> **STORED RECORDS**
※ ※ ※

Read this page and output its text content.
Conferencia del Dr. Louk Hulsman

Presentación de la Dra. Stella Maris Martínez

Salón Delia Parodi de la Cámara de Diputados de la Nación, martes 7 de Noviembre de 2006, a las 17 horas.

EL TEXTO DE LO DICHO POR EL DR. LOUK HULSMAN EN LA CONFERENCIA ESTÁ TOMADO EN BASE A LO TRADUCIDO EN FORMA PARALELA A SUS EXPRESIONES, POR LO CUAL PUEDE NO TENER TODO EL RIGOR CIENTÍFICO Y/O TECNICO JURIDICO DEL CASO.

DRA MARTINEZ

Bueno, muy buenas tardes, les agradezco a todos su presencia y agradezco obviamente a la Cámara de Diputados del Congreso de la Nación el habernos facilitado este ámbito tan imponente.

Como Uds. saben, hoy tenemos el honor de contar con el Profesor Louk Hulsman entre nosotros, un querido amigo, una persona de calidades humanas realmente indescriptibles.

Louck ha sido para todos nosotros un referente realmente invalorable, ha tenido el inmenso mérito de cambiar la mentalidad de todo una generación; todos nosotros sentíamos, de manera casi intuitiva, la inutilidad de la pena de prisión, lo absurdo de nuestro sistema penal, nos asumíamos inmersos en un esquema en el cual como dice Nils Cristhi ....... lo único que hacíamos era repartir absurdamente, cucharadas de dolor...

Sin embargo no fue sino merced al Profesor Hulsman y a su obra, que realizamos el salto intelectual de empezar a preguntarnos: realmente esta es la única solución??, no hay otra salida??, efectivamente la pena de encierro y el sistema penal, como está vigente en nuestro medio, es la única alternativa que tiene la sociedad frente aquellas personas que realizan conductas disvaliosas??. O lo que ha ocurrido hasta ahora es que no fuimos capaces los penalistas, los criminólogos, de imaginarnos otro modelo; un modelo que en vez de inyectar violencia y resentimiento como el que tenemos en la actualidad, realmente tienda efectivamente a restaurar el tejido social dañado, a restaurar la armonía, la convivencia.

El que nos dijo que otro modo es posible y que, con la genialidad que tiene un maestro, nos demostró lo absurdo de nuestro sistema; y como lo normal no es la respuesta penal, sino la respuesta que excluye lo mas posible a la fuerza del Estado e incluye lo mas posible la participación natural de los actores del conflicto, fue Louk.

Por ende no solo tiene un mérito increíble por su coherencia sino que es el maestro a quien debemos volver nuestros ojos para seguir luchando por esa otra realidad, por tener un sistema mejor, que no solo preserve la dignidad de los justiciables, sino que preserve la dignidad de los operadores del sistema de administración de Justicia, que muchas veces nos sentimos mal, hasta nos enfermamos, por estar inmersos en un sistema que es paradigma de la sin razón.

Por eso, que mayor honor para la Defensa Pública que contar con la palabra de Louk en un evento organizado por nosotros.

※ ※ ※

In the lines above, locate the string "Diputados". Copy every line where it occurs.

Salón Delia Parodi de la Cámara de Diputados de la Nación, martes 7 de Noviembre de 2006, a las 17 horas.
Bueno, muy buenas tardes, les agradezco a todos su presencia y agradezco obviamente a la Cámara de Diputados del Congreso de la Nación el habernos facilitado este ámbito tan imponente.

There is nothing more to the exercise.